LISTA DE ACTIVIDADES:
A. Resume de forma más breve el párrafo del texto sobre la interioridad que comienza con «Cuando naces te asignan». Conserva sus datos principales.
B. Continúa el texto sobre la interioridad a partir de su último párrafo.

La interioridad

Cuando naces te asignan un nombre, una familia, una nacionalidad, una clase y, en función de todas estas cuestiones, una esperanza de vida, un sistema educativo, un determinado acceso a servicios sociales y sanitarios, también a oportunidades distintas. Obviamente, uno nace con unos genes heredados y con ellos unas facciones, una predisposición a enfermar o estar sano, a ensanchar hombros o caderas, a echar barriguita. Con un sexo que derivará en un género y en un constructo social y cultural. Pero también con una geografía.

Ayer viajaba bajo una luna llena que presidía un cielo raso y apenas estrellado que permitía ver las dos torres de Alaejos a kilómetros de distancia, poco después de traspasar Tordesillas, la ciudad en la que se firmó el reparto del mundo utilizando un meridiano como frontera y raya marítima entre Castilla y Portugal. Entre los topónimos que me crucé de camino a Salamanca, cuna de la gramática en español, Torquemada, Cabezón, Venta de baños; todo un diccionario de términos que evocan pasajes de nuestra historia ya sea visigoda, bajomedieval o moderna. Todo un manual abierto a los ojos de quien quiere y sabe mirar por encima y debajo de los paisajes.

Que yo naciera en Medina del Campo, con sus obvios antecedentes árabes (mudéjares), con su ruralidad impresa en el nombre, con su historia de reyes, mercaderes y ganaderos detrás, tuvo todo el sentido del mundo para mis padres y ninguno particular para mí, que acepto con gusto esta condición de pucelano en tierra hostil, ya sea charra o burgalesa, pero que no pude elegir (nadie pudo nunca) cuna ni patria. El tema es que ser medinense es algo más que una condición que figura en el DNI, pues ello no deja de determinar mis siguientes pasos.

Debes de ser muy fantasioso, aunque leas a Stevenson a escondidas y la escasez conduzca al espejismo en el desierto, si entre el trigo y el centeno juegas con tus amigos a ser marinero, a surcar mares que no ves, o que ves una semana al año. Mares cuyo olor se queda grabado en los senos durante días, mares que convocan a la humedad que se adhiere a la ropa y te fatiga hasta que los sueños de aventuras se tornan en un anhelo incesante de regreso al anodino prado, a la era. Su primera visión nos causa la misma extrañeza y el mismo asombro que al niño del relato de Galeano: «ayúdame a mirar», imploramos a nuestros padres, pero ellos guardan silencio, tampoco saben, también son seres de interior. Como lo serán nuestros hijos.

REGISTROS APORTADOS:
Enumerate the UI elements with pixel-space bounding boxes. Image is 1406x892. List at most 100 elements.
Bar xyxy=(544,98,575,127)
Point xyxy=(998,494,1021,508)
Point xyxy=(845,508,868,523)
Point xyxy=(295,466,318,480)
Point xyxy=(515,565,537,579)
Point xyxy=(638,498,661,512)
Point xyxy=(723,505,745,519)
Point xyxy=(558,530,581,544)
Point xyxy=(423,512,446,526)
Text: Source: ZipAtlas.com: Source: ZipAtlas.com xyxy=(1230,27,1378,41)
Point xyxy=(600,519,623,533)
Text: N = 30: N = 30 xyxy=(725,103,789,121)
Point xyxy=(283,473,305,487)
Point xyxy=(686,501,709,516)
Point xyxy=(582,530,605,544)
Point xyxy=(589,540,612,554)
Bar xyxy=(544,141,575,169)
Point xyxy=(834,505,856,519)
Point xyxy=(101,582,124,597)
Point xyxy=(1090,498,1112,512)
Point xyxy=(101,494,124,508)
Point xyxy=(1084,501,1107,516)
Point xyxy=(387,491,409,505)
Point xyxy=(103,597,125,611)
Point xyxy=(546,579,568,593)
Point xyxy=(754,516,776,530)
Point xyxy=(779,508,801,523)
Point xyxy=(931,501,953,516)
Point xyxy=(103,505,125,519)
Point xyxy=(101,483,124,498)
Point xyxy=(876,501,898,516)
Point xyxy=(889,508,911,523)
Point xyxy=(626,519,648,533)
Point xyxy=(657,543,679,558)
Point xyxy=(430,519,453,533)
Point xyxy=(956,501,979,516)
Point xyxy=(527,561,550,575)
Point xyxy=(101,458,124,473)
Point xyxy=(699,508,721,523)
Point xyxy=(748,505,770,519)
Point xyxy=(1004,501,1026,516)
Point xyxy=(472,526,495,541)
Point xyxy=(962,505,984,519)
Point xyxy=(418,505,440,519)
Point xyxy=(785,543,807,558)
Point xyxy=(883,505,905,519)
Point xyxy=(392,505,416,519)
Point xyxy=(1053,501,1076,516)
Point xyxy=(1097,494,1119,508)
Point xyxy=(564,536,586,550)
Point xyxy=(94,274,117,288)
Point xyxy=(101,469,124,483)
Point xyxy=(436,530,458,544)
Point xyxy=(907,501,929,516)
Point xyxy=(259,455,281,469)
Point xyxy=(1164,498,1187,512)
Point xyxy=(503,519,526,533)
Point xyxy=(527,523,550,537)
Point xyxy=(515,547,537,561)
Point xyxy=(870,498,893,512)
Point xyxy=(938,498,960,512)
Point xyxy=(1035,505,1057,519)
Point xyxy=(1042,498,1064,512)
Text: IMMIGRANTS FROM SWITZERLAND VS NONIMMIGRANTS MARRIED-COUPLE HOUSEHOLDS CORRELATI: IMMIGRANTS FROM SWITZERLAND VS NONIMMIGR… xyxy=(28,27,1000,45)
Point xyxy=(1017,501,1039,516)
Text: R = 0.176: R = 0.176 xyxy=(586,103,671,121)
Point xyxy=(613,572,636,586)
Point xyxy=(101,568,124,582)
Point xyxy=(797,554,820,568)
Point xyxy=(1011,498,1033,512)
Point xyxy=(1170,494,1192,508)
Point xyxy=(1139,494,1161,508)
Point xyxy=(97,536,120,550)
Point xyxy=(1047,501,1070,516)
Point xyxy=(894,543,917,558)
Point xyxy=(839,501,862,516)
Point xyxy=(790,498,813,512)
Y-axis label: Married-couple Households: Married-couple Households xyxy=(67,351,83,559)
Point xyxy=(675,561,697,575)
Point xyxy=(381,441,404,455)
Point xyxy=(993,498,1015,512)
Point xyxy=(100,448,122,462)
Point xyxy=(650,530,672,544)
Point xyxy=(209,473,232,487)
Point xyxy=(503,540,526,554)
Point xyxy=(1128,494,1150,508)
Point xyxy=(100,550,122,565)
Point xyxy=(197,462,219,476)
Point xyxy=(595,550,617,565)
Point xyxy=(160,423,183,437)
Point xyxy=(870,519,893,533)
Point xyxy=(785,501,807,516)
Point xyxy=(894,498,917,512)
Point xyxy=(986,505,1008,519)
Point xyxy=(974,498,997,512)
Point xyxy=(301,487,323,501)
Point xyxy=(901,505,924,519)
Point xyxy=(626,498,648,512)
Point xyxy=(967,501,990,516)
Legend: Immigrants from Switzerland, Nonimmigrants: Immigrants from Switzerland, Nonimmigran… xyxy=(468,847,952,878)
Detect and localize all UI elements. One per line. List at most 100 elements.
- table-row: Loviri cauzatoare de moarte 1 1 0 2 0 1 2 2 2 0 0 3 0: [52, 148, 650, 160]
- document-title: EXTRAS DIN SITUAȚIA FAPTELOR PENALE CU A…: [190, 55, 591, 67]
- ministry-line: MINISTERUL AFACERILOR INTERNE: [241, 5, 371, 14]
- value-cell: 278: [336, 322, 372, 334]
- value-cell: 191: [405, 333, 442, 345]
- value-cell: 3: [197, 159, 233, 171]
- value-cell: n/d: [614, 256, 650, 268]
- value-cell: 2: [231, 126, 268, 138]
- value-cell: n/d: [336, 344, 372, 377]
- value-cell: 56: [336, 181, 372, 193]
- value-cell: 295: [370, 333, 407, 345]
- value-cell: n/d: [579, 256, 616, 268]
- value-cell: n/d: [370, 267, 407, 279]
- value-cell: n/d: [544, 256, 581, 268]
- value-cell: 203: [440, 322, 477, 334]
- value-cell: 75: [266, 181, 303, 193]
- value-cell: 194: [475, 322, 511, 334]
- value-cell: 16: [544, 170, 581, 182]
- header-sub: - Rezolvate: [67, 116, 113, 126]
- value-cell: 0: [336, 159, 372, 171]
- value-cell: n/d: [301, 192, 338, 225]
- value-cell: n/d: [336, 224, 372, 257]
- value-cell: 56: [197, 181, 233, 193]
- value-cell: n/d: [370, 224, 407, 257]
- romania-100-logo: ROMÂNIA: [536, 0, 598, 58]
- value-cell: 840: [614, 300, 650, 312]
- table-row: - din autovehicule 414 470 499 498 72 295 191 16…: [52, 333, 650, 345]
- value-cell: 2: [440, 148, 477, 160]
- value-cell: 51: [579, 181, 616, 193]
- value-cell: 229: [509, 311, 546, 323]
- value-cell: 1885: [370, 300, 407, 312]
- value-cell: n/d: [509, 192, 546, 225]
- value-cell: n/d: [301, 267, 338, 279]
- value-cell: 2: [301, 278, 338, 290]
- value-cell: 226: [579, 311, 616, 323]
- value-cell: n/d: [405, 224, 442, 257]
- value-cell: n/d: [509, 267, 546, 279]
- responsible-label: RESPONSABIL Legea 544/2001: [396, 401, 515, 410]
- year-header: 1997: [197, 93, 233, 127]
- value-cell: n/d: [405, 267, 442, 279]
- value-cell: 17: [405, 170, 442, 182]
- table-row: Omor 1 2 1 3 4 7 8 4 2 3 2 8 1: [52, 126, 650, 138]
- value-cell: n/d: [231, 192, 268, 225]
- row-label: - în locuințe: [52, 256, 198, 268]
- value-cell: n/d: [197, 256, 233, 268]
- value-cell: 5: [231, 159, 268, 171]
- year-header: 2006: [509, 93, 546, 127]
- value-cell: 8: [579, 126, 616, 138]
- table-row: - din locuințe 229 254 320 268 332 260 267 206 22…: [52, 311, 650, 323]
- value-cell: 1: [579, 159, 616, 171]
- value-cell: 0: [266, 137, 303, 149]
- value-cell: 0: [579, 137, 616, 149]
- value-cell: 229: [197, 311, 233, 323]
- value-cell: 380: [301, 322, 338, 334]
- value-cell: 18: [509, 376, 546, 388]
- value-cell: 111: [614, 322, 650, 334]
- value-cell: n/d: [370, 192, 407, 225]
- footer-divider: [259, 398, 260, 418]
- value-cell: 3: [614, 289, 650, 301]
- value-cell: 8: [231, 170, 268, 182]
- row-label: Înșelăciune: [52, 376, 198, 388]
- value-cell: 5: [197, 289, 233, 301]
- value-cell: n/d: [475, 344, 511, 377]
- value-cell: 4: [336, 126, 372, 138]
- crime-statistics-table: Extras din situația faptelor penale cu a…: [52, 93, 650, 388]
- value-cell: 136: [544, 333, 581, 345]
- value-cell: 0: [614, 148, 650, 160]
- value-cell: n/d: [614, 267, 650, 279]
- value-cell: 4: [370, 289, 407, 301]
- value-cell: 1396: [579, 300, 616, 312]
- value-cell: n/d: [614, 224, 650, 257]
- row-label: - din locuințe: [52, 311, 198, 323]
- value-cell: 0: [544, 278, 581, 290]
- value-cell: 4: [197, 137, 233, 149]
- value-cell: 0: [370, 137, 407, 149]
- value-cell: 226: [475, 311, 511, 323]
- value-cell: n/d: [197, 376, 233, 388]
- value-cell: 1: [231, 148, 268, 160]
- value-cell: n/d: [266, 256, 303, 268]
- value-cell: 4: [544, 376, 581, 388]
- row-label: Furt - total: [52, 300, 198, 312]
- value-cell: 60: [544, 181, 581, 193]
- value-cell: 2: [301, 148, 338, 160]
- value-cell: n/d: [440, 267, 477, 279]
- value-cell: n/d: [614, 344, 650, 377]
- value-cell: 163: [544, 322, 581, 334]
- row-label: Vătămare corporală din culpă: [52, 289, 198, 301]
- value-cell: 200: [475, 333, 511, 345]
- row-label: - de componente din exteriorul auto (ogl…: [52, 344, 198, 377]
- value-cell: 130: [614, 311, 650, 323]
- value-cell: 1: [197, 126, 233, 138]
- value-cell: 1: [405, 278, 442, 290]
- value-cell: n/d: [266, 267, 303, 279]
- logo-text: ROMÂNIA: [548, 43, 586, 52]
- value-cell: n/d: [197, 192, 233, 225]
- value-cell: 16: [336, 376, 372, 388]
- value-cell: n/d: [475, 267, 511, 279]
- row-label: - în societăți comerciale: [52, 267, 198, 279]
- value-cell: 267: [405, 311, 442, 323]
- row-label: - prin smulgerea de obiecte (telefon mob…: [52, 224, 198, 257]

RESPUESTAS DE ACTIVIDADES:
A.
Al nacer se nos asignan un nombre, una familia, una nacionalidad y una clase. De todo ello dependen la esperanza de vida, el sistema educativo, el acceso a servicios sociales y sanitarios y las oportunidades. También se nace con otras cosas:
- unos genes heredados que marcan las facciones, la tendencia a la salud o la enfermedad y la complexión;
- un sexo que derivará en un género, entendido como constructo social y cultural;
- una geografía.

B.
Hay un antes y un después cuando un miembro de una familia humilde accede a un título de educación superior, aunque ahora ya sabemos lo que es, lo que significa y lo que no. Pero es un síntoma de que el ascensor social funciona y una alegría para todo el entorno. Lo mismo sucede cuando alguien viaja y se aleja por primera vez del núcleo familiar, de las decenas de generaciones que se criaron y educaron en el mismo cerro, elegido por su valor defensivo y desde el que siguen vigilando que sus vástagos estén a salvo, esperando que todo siga igual. Su periplo adquiere tintes exóticos sin necesidad de que se vaya muy lejos, solo si se acerca al mar.

Confieso que me gusta, entre otras cosas porque es mejor que la fantasía o la frustración, ser de interior, poseer un pedazo de horizonte y saber que puedo llegar en caballo hasta él. Me gusta, incluso, el modo en el que la tierra absorbe e irradia la energía que nos presta el sol provocando oscilaciones térmicas pronunciadas, la sucesión del hielo nocturno y el ardor del día, el tránsito de las estaciones, el recordatorio que las hojas de los árboles nos hacen año a año del memento mori. Nos volvemos amarillos y caemos.

Alguien nacerá por nosotros junto a la vega de un río que matizará personalidades, caracteres, dietas… Que se envolverá en la niebla y nos ocultará durante una temporada el color del cielo para luego mostrárnoslo en todo su esplendor anticiclónico, de un azul antiguo, preindustrial, gracias a esta miseria que es al menos ecológica. Alguien nos sucederá en este espacio de terreno que no puede echar de menos lo que no puede echar de menos, entre otras cosas el mar, la aventura, Stevenson, pero que a cambio nos encierra en un espacio de vana esperanza, en una posibilidad imposible mostrándonos un horizonte que no deja de alejarse. Esto es la interioridad, una isla rodeada de otras islas que aporta una falsa imagen de continuidad. Esto es la interioridad y no exigimos ninguna compensación por ella porque de alguna manera nos gusta. Y porque sabemos mejor que nadie, porque somos expertos en funerales, y porque vemos caer las hojas cada otoño, que no tardaremos en morir: que nuestro legado será un modesto pedazo de tierra.